**Aim of the exercise**
Using the records below, locate all lines containing "text" and return them.

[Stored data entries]
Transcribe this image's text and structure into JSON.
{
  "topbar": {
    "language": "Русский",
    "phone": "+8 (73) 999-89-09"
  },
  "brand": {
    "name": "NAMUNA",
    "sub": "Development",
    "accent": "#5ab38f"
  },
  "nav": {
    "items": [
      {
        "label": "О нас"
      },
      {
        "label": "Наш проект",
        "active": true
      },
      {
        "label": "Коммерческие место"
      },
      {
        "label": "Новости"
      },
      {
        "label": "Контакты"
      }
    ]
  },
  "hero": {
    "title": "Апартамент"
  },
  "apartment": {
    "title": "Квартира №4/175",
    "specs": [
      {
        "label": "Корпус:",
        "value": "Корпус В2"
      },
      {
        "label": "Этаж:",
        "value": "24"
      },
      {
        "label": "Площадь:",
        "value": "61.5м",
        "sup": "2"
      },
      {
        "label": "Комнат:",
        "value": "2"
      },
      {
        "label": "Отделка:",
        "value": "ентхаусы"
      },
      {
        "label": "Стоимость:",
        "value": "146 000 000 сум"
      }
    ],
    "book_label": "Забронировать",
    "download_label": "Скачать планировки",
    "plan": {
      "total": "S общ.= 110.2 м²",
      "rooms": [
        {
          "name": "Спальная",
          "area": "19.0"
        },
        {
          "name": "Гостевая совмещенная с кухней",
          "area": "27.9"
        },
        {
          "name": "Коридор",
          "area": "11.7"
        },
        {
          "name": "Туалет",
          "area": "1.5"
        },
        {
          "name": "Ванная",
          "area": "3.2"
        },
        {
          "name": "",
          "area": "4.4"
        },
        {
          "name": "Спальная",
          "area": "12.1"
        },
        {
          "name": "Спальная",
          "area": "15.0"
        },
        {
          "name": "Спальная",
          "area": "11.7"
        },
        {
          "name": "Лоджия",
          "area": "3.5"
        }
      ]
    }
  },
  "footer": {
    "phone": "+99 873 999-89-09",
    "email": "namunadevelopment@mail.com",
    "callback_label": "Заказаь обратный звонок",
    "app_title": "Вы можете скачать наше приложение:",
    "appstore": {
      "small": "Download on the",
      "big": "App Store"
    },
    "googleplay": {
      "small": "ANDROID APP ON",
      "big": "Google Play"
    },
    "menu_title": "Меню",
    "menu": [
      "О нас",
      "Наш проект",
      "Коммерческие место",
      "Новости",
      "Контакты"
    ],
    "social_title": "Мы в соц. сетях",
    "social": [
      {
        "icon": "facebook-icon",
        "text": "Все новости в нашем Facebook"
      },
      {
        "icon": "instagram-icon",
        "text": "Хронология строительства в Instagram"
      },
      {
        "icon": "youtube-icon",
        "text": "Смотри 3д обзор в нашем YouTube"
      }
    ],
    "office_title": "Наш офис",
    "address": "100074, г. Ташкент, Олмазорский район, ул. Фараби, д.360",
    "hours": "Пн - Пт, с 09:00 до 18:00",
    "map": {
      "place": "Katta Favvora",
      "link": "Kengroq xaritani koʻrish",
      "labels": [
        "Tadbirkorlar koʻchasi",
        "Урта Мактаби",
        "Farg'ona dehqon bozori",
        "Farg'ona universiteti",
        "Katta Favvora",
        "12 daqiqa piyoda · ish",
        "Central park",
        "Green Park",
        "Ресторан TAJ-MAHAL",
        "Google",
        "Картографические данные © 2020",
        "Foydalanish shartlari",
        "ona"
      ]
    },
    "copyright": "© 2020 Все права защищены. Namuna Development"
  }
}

**Exercise result**
Transcribe this image's text and structure into JSON.
        "text": "Все новости в нашем Facebook"
        "text": "Хронология строительства в Instagram"
        "text": "Смотри 3д обзор в нашем YouTube"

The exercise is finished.